(Figure record listings)
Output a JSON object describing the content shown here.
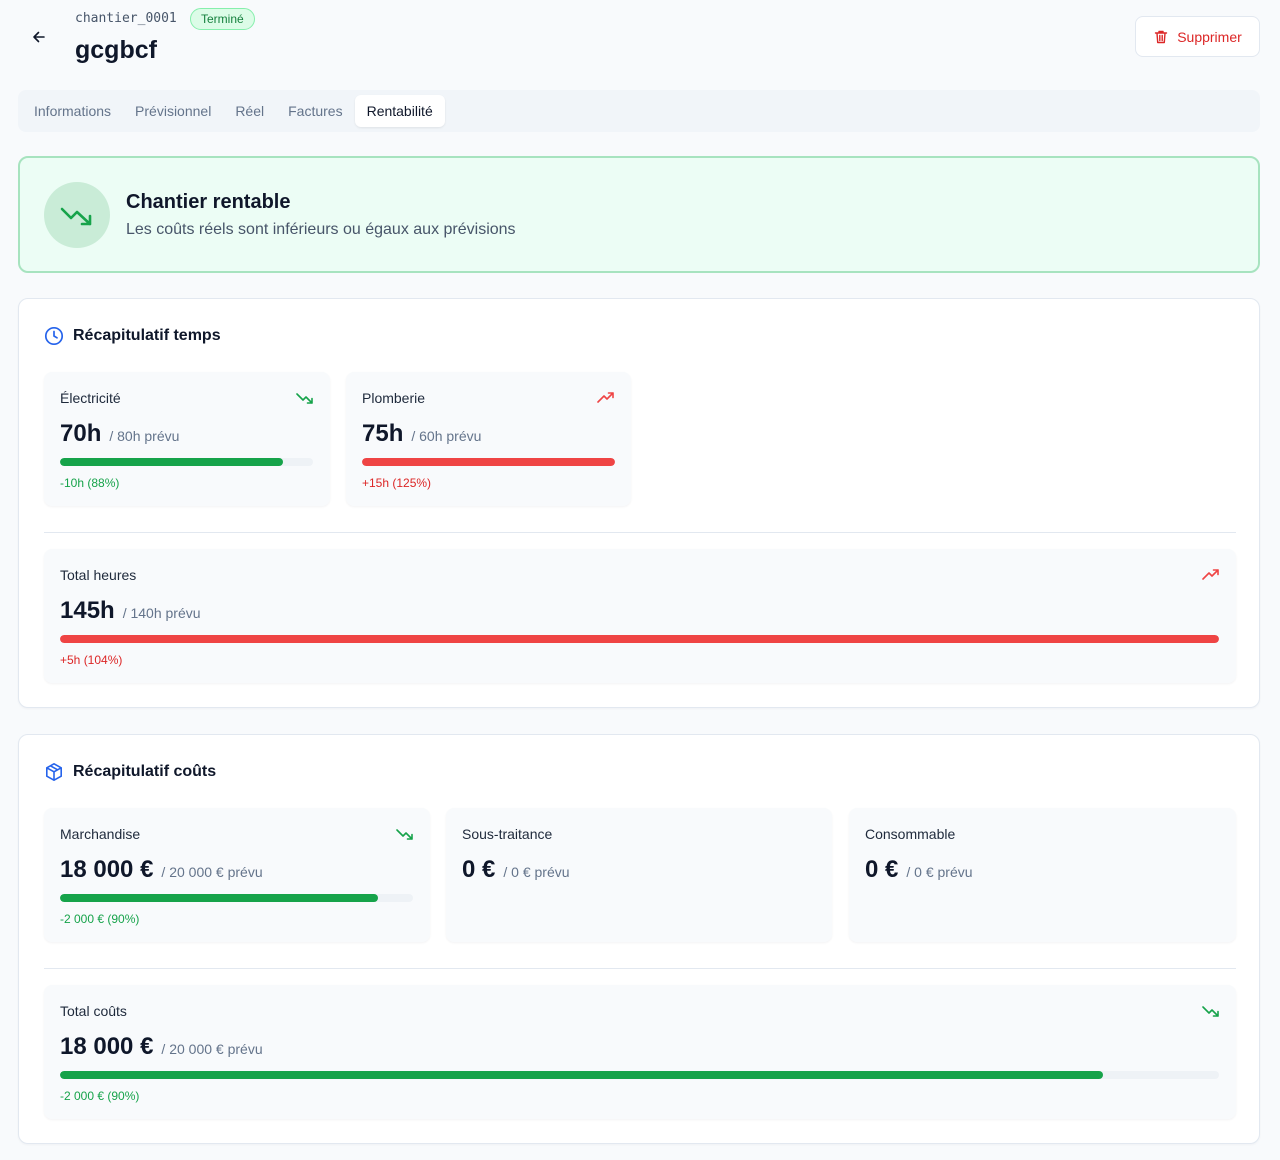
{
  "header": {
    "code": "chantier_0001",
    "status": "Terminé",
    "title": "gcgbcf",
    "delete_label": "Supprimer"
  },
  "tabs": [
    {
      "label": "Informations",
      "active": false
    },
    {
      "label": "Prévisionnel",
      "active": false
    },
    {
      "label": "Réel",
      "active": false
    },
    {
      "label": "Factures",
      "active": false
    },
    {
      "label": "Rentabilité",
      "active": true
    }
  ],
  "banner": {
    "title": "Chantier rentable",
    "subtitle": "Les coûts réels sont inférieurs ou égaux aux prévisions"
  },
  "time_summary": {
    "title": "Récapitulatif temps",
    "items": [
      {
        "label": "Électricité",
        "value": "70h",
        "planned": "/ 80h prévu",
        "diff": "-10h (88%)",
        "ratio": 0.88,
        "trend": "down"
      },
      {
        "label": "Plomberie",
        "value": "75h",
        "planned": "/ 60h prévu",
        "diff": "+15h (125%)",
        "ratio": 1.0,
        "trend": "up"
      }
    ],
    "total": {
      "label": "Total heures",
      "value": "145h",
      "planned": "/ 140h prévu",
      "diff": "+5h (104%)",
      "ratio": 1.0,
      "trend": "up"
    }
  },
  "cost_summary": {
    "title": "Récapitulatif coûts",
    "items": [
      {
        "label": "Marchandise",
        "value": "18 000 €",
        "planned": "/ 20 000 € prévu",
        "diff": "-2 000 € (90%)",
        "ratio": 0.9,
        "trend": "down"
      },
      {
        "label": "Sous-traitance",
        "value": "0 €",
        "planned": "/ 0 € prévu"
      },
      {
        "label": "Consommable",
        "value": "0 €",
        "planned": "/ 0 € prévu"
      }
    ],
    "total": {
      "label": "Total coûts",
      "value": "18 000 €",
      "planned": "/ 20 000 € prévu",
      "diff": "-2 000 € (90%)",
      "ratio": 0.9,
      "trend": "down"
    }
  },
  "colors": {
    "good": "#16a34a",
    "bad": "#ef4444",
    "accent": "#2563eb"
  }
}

==

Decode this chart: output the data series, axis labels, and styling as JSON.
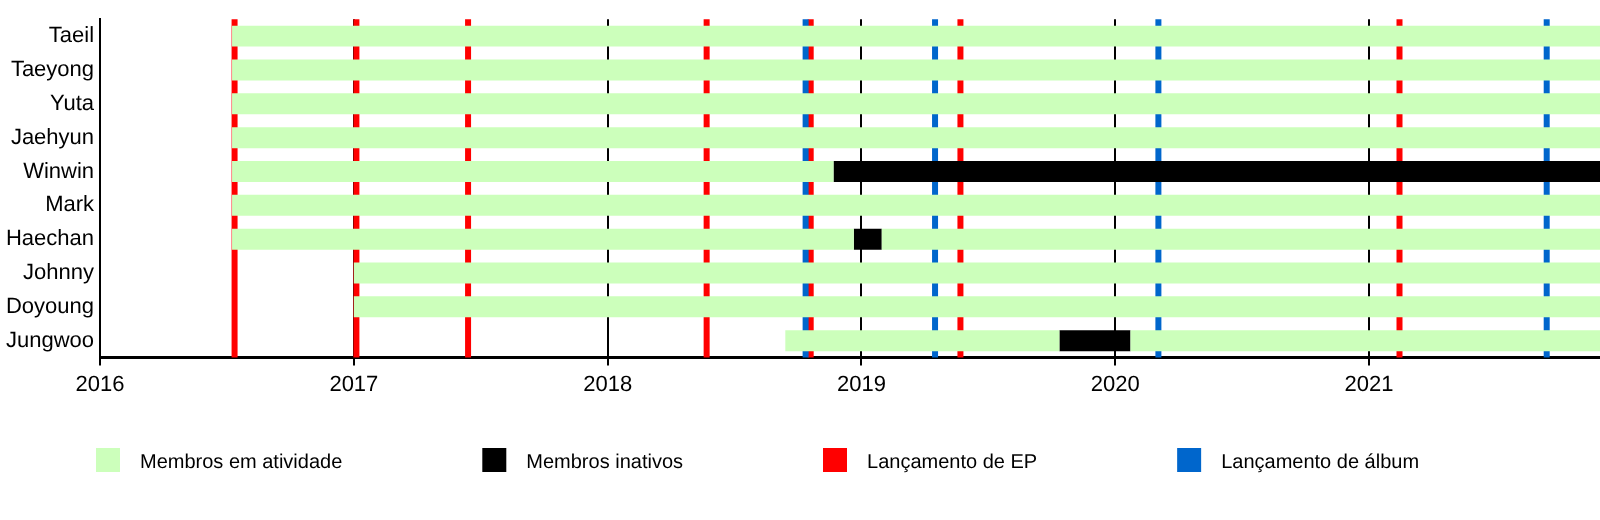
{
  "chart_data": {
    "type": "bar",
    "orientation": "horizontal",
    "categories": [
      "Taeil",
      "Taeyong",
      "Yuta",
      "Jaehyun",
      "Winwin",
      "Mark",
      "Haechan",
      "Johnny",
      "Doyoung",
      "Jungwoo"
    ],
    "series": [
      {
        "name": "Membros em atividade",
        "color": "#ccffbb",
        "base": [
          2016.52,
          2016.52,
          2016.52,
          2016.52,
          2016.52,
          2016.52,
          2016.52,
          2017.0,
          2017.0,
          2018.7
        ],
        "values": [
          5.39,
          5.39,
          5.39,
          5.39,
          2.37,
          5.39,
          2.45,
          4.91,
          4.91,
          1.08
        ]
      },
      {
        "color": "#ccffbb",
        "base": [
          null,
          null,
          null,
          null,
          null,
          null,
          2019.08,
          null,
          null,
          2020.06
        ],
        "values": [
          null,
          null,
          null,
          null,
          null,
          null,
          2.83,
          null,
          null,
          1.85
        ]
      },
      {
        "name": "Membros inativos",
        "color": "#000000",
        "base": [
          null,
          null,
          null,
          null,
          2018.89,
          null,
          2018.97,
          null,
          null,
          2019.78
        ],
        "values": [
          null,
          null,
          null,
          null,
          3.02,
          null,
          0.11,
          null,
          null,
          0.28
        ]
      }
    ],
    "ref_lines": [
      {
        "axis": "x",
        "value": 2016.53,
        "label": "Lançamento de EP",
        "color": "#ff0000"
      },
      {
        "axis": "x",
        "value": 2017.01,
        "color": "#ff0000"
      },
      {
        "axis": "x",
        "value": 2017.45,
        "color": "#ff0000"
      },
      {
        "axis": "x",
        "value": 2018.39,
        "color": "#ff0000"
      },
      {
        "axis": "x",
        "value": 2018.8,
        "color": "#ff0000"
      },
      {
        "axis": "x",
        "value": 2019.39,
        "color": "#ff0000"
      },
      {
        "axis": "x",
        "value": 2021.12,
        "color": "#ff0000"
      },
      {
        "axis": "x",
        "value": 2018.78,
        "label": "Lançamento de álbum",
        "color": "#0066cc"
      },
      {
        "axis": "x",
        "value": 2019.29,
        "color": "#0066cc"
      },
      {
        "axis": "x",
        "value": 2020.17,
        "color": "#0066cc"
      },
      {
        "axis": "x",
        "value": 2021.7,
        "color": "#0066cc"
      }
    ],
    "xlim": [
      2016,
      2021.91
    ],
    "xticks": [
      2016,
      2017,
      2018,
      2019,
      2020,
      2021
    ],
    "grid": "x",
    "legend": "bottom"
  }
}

▶ **Short task**
Go through the records and pull out each line that includes the word "Lançamento".

▶ **Problem solution**
        "label": "Lançamento de EP",
        "label": "Lançamento de álbum",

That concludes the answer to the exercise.